Bitcoin vs. Bitcoin Cash

There are a number of similarities and differences on top of just block size. Let’s take a look at a few of them.

Blockchain

Bitcoin Cash holds larger block sizes than Bitcoin does in its blockchain technology. As mentioned, a block in the BCH blockchain is around 32MB, whereas a block in the Bitcoin blockchain is around 1MB. In addition, Bitcoin Cash needs on-chain scaling through the block size, while Bitcoin employs off-chain scaling, using two different layers of technologies. BCH is also relatively robust compared to other extremely volatile cryptocurrencies. It even uses highly secure blockchain technologies to deter data leaks and any potential fund losses.

Scalability and Transaction Costs

During Bitcoin Cash’s launch its scalability was touted as one of the product’s key selling points. In addition to Bitcoin’s smaller block size and slower transaction, its transaction fees were higher as well. Bitcoin Cash, on the other hand, has smaller average transaction fees. Bitcoin is having difficulty meeting demand due to its high transaction fees and fixed market supply.

Usage

Another key point of dispute among the two coins is that Bitcoin has been viewed more as a store of value than an actual currency. Even now, this is an understandable source of irritation. Bitcoin is already being referred to as “digital gold” with its finite stock, receiving a lot of media coverage. 

On the other hand, as a result of its relatively low fees and fast processing times, Bitcoin Cash is expected to replace Bitcoin as a legitimate currency and provide practical use cases — at least in principle.

Market Cap and Dominance

Both coins carry substantial worth. While BTC has had morevalue up to now, Bitcoin Cash is rapidly attracting users and value in its own right. Bitcoin Cash is a much younger cryptocurrency, having been around for only several years, compared to Bitcoin, the pioneer crypto.

As a result, it’s also capturing and realizing its own niche in the crypto market. Many people are convinced that Bitcoin Cash’s strengths will enable it to seize a significant portion of Bitcoin’s market share, eventually rendering it the industry’s leading cryptocurrency. According to CoinMarketCap as of the time of writing, Bitcoin has a market cap of $1.08 trillion, while Bitcoin Cash is $25.14 billion.

Work instruction:
Continue the comparison of Bitcoin and Bitcoin Cash, picking up after its last sentence.

Extracted material:

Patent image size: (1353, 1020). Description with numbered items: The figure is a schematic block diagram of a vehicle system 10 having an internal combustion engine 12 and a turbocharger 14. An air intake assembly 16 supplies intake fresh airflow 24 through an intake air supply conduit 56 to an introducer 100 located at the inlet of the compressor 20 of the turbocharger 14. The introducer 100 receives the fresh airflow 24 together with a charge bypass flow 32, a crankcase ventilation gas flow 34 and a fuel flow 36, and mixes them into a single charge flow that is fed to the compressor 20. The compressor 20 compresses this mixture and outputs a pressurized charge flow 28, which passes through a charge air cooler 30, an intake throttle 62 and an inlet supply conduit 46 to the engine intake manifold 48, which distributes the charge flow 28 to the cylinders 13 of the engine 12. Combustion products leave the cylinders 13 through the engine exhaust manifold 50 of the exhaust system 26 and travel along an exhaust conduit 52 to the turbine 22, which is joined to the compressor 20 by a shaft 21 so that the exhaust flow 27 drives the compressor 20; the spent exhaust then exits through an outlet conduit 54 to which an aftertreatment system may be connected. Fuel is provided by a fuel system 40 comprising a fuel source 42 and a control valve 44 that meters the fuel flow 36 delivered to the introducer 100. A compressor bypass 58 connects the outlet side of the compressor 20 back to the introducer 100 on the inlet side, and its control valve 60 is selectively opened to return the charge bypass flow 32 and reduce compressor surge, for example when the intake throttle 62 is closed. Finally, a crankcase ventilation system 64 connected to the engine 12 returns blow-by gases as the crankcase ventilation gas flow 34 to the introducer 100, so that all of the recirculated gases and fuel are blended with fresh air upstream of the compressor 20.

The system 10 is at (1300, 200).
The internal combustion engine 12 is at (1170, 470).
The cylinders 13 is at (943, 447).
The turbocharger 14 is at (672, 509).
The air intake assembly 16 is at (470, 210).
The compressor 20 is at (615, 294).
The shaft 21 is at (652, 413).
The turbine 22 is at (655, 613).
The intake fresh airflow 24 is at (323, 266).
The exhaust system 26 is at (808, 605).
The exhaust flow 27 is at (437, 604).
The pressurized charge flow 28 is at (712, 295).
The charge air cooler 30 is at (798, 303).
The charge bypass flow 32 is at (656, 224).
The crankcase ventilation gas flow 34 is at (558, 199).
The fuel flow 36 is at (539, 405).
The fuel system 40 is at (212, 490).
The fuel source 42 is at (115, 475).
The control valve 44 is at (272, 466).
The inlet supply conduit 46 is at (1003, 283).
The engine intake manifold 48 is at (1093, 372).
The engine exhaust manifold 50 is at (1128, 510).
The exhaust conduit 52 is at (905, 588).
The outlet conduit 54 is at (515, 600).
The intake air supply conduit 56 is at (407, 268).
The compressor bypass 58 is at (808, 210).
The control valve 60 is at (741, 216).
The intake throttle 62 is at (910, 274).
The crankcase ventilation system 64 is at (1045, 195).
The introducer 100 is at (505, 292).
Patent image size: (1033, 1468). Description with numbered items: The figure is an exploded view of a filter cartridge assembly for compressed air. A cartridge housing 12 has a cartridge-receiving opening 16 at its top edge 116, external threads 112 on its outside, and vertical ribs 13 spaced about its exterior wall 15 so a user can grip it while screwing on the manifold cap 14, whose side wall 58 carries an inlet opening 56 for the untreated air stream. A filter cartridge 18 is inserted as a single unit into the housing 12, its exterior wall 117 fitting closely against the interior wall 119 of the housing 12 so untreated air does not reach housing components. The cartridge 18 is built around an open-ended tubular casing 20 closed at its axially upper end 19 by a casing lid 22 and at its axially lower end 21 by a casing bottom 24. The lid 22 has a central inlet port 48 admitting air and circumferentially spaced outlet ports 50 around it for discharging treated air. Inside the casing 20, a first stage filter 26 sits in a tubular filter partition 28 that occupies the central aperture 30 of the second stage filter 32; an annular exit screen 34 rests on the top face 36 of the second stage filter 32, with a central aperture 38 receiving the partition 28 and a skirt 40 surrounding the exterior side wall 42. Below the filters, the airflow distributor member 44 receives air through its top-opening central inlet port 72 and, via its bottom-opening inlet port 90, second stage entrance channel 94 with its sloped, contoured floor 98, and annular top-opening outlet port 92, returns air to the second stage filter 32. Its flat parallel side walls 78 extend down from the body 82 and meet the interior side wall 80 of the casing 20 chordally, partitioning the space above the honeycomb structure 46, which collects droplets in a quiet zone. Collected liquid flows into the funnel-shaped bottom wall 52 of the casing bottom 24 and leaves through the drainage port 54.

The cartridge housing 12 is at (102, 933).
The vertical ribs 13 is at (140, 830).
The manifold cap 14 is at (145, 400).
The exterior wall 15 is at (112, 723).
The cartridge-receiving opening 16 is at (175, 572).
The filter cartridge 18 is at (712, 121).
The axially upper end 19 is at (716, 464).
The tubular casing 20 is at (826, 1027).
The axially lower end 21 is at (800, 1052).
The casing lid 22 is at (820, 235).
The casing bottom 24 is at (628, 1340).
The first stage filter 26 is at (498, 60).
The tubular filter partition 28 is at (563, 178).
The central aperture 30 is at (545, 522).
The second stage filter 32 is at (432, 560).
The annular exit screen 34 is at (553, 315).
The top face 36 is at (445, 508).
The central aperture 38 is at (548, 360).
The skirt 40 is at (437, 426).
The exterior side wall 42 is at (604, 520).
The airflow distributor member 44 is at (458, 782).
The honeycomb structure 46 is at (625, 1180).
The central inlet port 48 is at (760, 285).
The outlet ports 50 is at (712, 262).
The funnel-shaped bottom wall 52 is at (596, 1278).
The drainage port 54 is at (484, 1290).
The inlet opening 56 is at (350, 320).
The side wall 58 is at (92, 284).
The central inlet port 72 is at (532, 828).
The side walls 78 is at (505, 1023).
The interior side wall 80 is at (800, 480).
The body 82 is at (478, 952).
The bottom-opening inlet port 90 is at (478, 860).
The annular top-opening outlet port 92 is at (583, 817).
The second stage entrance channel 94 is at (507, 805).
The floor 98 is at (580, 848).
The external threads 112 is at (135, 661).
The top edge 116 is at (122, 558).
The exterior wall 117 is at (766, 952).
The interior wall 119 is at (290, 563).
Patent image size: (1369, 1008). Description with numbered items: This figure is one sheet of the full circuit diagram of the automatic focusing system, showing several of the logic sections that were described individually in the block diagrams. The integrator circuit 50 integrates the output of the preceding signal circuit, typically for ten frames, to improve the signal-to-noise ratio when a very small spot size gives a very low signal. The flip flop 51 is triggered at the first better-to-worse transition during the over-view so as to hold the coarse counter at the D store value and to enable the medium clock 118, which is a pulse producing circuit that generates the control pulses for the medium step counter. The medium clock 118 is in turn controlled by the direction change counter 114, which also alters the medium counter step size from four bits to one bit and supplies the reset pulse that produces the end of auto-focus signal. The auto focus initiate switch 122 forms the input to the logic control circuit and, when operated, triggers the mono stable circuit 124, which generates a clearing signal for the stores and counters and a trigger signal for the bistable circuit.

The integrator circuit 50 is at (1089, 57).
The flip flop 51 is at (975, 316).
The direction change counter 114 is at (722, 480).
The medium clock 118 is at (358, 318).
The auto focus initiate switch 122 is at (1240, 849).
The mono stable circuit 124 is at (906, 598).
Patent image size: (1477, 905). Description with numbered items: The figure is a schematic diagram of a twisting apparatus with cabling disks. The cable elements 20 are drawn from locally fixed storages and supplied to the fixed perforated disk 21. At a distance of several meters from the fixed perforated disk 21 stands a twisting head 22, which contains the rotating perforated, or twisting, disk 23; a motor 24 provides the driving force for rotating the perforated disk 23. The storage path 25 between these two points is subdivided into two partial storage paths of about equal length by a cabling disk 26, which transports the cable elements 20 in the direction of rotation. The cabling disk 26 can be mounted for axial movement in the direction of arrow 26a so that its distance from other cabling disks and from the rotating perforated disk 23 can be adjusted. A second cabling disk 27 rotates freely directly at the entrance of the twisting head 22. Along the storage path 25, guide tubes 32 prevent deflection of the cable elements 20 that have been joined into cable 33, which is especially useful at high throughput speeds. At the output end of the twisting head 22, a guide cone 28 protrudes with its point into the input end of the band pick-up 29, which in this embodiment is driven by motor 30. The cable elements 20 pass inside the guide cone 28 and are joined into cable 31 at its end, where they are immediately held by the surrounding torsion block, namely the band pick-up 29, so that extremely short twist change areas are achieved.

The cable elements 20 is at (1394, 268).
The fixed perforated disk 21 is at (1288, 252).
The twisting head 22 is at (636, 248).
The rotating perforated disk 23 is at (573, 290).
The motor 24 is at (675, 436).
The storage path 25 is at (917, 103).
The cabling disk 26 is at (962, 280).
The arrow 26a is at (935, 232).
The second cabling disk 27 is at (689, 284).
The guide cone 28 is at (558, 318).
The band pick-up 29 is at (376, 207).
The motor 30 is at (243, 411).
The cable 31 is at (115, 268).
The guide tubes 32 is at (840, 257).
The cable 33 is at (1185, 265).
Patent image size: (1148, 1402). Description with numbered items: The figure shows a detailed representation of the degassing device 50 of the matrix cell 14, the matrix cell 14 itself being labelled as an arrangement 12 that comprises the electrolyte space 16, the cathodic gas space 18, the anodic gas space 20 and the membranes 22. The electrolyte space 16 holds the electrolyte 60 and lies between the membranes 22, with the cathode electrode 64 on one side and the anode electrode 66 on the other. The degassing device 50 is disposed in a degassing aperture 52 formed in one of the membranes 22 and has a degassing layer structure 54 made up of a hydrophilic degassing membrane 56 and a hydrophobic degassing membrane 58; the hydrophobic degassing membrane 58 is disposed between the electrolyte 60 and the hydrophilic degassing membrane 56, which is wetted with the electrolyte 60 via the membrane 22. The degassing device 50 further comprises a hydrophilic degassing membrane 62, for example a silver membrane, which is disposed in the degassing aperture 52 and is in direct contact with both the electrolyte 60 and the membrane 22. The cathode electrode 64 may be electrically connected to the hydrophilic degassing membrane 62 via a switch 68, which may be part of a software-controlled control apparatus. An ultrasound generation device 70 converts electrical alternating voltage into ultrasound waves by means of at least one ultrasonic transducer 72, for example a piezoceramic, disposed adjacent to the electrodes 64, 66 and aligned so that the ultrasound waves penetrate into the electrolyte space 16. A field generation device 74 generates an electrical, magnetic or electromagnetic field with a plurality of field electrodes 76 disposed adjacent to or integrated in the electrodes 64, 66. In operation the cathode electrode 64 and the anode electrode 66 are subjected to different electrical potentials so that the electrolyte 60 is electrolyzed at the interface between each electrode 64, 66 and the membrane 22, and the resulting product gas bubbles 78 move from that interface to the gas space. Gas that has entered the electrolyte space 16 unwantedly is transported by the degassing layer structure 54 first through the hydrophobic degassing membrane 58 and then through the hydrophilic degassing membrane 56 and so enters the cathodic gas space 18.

Result below:
BTC and BCH Prices

When it comes to investment, Bitcoin is a pioneer in terms of price. Traditional stock markets crashed just as the global economy entered a major financial crisis in early 2007–08. The price of Bitcoin, on the other hand, increased by more than 12 million percent, which is extremely rare in the field of finance. At the time of writing, it is in a dip from previous all-time highs but is still over 1000% above lows saw during the market crash which happened as the COVID-19 pandemic kicked off in March 2020.

Bitcoin Cash, meanwhile, hasn’t had much of a good run. Its worth has dropped by over 65% since its start back in 2017. More recently, however, it has picked up its pace, running well compared to other top altcoins. At the time of writing, Bitcoin Cash is worth around $1100.

The Bottom Line

It’s a common misconception that there’s a competition between Bitcoin and Bitcoin Cash, and that one must be superior to the other. Bitcoin Cash is overall much simpler, more practical and less expensive to use for blockchain transactions. Bitcoin, on the other hand, as the first cryptocurrency is the most widely used coin and is arguably the most valuable store of money in the crypto market. Many understandably refer to it as the “King of Cryptocurrencies.”

With more and more investors and institutions adopting Bitcoin Cash, it has the potential to become the primary tool for international and domestic money transfers. Bitcoin can be used as a store of value and is looked to as the gold standard for digital currencies. Both of these coins, however, have the potential to increase in value and global adoption over time, making them worthwhile investments for any investor to consider. Now that you understand the similarities and differences between these two coins, you can make your decision on whether to invest in one or the other, or even both.